%%
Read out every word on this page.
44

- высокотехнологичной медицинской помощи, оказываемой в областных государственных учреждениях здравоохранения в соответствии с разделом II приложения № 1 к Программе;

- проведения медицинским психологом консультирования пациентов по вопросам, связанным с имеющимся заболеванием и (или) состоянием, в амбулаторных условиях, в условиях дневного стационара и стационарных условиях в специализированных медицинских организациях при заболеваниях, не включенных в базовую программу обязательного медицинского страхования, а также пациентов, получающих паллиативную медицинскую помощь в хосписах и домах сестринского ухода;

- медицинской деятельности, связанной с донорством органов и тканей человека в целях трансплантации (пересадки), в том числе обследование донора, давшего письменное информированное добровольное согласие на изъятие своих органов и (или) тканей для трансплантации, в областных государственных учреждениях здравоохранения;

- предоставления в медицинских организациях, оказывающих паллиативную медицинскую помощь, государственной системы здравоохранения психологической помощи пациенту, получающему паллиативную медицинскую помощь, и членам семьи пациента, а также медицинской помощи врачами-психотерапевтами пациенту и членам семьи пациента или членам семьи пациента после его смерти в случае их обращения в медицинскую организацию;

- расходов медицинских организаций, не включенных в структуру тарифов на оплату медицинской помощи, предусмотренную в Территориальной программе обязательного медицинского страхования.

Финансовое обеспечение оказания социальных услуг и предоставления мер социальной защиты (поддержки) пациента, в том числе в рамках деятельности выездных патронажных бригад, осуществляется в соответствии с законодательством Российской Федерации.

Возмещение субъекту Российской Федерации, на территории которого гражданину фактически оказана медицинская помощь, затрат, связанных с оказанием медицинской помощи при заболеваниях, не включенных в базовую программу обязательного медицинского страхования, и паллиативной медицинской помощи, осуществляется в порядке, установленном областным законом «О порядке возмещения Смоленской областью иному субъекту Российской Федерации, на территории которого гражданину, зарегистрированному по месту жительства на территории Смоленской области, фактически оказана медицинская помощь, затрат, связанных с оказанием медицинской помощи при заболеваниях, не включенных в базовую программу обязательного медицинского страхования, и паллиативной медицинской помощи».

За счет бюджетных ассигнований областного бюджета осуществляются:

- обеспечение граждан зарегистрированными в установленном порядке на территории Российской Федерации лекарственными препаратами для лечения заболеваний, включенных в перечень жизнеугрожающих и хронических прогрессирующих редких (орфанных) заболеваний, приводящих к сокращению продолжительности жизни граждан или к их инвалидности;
%%
Your objective:
From the material above, copy each line that includes the word "государственных".

Problem solution:
- высокотехнологичной медицинской помощи, оказываемой в областных государственных учреждениях здравоохранения в соответствии с разделом II приложения № 1 к Программе;
- медицинской деятельности, связанной с донорством органов и тканей человека в целях трансплантации (пересадки), в том числе обследование донора, давшего письменное информированное добровольное согласие на изъятие своих органов и (или) тканей для трансплантации, в областных государственных учреждениях здравоохранения;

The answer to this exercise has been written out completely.